- _EXERCISE GOAL_:
List every line below containing "mmol".

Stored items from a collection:
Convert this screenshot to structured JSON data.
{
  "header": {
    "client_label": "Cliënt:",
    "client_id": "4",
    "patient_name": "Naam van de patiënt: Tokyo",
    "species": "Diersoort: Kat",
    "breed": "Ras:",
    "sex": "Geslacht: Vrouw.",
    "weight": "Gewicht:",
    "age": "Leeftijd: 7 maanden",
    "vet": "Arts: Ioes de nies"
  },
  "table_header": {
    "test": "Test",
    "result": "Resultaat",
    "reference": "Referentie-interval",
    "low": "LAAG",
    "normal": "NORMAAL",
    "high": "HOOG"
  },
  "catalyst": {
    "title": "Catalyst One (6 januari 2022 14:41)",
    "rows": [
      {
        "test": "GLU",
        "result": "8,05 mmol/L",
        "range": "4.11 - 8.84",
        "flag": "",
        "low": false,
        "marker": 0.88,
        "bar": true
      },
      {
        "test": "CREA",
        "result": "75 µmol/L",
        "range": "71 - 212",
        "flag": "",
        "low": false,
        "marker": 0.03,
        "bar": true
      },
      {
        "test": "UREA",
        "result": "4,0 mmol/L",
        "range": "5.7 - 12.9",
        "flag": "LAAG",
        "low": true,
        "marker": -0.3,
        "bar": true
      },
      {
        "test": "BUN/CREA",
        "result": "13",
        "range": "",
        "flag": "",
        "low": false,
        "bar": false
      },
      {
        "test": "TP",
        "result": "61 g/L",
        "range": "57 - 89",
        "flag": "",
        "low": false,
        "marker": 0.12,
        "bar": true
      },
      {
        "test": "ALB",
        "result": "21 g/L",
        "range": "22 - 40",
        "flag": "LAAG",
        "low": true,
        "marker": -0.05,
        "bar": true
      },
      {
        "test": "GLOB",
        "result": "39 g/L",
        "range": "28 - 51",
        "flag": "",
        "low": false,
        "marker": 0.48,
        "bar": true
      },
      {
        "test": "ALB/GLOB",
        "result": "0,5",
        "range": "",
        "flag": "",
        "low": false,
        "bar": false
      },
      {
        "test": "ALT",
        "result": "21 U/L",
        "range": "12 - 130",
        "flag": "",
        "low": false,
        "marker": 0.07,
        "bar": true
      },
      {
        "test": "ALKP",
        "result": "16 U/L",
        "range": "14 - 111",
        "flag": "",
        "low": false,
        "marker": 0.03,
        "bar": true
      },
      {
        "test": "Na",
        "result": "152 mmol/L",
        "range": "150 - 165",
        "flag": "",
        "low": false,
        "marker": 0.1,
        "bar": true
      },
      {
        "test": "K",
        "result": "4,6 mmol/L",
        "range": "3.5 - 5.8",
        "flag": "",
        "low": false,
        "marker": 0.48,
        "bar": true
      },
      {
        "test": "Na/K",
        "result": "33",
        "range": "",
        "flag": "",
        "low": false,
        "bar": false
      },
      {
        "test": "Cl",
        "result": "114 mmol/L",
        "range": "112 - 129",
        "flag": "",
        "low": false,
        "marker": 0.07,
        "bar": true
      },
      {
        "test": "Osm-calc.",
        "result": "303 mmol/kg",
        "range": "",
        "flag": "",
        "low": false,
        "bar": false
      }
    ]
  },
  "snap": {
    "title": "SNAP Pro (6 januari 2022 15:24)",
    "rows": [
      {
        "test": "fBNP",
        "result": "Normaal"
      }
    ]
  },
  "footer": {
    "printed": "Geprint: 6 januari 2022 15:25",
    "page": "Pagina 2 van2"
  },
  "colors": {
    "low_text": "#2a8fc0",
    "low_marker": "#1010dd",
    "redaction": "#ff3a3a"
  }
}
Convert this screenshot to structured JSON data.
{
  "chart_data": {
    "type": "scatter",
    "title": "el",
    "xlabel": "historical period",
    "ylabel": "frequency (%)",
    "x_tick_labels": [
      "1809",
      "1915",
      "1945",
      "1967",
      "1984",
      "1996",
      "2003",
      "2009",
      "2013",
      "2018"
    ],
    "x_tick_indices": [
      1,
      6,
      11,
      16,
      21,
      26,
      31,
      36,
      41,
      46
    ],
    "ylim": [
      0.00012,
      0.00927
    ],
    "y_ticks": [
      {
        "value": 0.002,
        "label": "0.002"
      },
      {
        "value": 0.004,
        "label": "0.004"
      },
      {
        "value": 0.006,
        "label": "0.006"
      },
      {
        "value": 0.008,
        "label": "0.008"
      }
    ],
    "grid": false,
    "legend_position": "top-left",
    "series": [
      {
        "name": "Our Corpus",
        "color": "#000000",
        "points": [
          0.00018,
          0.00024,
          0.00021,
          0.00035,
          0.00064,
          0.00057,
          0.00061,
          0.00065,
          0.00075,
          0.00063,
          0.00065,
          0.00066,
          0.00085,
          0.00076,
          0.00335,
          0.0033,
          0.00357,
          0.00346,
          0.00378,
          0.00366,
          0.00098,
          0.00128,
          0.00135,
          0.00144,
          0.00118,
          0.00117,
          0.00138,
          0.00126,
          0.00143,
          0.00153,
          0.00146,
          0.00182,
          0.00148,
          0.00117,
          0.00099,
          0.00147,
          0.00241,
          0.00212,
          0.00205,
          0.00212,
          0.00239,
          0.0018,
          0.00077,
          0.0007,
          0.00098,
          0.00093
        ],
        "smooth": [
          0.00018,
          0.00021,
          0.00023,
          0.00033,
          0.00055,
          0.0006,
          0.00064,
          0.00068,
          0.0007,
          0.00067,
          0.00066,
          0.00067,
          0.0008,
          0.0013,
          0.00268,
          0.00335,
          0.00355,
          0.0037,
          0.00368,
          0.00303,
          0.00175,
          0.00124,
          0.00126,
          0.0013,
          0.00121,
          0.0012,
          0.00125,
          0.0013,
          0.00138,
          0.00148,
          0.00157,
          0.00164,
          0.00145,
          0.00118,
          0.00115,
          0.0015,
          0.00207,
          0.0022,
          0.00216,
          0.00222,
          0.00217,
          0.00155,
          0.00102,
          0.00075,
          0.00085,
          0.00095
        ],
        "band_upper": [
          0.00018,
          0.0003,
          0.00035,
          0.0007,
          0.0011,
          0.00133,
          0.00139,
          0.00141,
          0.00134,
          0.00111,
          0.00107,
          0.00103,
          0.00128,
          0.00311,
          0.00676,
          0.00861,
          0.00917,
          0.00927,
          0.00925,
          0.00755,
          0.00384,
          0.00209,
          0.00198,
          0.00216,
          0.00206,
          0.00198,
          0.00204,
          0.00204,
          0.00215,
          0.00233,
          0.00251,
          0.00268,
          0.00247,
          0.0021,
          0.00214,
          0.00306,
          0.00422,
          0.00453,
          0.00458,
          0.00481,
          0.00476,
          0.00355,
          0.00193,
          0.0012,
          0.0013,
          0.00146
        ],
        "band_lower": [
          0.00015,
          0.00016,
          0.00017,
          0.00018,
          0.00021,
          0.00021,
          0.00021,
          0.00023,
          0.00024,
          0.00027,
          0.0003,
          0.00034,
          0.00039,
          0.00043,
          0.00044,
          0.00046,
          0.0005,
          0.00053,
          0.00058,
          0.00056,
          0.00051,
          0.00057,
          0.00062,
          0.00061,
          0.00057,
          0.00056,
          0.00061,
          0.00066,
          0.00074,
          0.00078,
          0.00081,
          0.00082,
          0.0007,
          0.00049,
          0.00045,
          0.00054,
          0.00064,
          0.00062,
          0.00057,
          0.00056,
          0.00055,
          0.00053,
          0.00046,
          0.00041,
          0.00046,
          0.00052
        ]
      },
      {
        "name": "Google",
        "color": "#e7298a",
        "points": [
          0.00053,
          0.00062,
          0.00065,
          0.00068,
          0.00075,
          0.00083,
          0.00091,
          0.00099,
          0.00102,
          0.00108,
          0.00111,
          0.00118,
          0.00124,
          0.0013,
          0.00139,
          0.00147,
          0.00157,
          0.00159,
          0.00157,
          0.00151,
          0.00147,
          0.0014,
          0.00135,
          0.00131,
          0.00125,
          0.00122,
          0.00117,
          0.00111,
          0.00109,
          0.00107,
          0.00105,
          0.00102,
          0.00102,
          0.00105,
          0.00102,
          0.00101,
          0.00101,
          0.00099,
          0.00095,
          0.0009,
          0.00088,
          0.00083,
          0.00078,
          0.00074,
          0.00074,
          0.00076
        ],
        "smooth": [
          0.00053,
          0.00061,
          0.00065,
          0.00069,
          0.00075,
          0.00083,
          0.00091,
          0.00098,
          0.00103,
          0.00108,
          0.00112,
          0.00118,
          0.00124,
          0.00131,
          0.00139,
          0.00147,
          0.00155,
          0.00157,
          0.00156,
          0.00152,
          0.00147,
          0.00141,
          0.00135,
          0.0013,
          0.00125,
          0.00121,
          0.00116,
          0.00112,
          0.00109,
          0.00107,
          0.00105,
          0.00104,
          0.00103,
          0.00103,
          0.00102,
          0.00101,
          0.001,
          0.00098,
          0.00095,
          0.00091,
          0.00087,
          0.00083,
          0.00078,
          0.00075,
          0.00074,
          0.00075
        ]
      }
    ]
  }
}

- _WRITTEN REPLY_:
        "result": "8,05 mmol/L",
        "result": "4,0 mmol/L",
        "result": "152 mmol/L",
        "result": "4,6 mmol/L",
        "result": "114 mmol/L",
        "result": "303 mmol/kg",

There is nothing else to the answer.